> EXERCISE INSTRUCTIONS: Of the lines in the listing below, how many hold "image"? Answer with the number only.
** START DATASET CONTENT **
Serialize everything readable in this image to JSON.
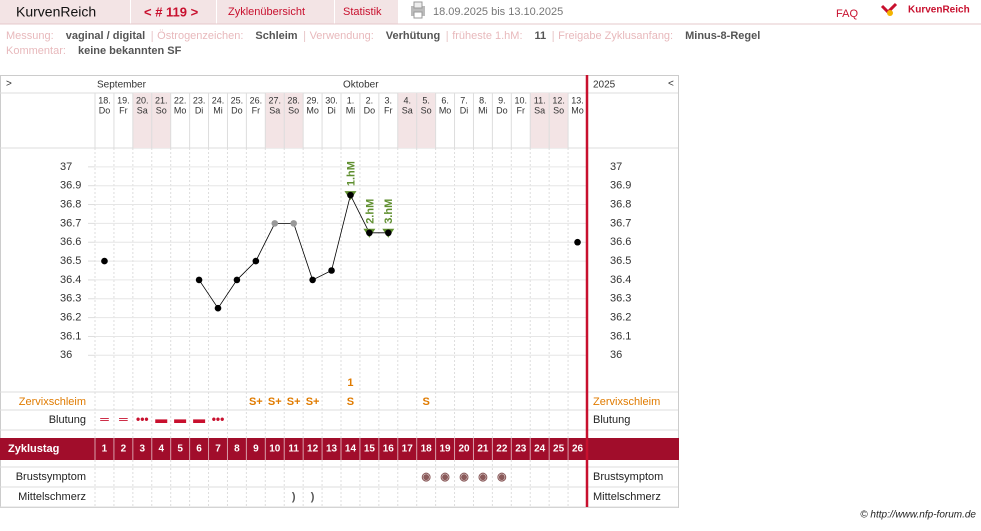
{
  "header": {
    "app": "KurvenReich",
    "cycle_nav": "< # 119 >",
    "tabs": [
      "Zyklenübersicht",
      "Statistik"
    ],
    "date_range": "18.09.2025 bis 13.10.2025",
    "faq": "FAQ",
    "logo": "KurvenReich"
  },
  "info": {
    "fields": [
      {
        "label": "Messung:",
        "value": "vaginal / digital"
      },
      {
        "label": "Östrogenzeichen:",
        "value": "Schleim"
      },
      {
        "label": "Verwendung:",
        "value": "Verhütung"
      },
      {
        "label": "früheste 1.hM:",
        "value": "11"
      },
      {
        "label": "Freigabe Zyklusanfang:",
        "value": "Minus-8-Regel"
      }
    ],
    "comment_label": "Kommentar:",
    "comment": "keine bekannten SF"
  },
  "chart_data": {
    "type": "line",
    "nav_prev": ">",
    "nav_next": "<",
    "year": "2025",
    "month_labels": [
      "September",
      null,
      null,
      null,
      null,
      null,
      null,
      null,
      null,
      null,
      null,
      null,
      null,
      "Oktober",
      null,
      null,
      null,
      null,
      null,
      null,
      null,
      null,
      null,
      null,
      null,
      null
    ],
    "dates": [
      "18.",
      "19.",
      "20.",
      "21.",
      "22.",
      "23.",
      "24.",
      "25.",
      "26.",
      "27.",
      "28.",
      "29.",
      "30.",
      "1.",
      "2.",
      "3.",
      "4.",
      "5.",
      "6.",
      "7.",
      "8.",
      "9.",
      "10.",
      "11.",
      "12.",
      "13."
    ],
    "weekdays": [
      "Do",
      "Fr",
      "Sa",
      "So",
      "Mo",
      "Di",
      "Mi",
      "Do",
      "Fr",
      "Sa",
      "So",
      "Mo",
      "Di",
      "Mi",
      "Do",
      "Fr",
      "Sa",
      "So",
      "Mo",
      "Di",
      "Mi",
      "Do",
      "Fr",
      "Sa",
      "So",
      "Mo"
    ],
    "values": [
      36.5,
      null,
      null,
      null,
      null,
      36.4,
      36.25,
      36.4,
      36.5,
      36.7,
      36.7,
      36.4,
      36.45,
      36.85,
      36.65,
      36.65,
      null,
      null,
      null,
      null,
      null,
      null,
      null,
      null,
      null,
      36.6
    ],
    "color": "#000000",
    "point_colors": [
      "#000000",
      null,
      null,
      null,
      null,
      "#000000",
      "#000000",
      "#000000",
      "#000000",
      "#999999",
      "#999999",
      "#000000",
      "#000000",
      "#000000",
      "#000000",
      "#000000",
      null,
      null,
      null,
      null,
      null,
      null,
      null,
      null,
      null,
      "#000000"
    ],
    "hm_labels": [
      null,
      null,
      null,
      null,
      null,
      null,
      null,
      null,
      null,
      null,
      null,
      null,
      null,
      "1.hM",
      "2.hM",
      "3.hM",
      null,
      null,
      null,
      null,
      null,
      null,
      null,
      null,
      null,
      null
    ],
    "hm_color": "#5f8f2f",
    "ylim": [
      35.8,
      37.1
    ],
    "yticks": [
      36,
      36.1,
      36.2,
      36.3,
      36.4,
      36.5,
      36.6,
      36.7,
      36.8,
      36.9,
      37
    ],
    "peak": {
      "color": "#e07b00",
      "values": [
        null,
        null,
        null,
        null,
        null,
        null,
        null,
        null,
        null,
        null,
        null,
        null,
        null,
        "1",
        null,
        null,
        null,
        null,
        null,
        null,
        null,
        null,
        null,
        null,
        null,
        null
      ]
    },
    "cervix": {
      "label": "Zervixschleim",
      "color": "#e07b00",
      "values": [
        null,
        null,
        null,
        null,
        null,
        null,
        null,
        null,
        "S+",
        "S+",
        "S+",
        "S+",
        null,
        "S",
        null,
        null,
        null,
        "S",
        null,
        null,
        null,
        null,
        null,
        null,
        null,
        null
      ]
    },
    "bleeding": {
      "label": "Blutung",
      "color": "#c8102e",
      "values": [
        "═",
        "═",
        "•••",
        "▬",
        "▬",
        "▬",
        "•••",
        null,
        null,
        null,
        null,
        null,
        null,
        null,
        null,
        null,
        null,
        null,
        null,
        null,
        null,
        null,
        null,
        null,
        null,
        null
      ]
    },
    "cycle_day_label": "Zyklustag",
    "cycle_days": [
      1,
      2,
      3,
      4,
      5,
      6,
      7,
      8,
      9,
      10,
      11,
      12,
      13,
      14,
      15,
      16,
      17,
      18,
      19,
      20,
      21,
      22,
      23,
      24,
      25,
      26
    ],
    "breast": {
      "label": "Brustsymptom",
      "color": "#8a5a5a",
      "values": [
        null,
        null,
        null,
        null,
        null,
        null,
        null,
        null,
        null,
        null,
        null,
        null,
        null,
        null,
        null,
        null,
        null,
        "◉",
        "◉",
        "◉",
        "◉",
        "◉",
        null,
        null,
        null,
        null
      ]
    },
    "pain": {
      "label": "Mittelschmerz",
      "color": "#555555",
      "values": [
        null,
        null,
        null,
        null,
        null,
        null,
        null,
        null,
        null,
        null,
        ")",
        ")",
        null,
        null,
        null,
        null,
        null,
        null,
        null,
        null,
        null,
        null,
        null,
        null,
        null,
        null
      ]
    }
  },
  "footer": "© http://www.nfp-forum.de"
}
** END DATASET CONTENT **
** START DATASET CONTENT **
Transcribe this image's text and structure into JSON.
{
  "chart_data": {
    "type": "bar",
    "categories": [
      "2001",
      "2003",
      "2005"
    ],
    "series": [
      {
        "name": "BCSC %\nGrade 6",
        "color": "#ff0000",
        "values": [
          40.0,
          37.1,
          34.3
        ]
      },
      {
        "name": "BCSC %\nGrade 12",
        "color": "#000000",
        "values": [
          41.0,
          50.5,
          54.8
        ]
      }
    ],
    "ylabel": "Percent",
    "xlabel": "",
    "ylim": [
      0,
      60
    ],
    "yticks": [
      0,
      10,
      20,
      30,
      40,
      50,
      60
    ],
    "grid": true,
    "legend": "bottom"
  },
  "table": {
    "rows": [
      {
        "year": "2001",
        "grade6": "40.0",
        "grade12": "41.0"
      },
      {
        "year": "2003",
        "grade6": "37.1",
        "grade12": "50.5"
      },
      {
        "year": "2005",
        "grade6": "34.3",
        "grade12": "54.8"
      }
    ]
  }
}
** END DATASET CONTENT **
> OUTPUT: 2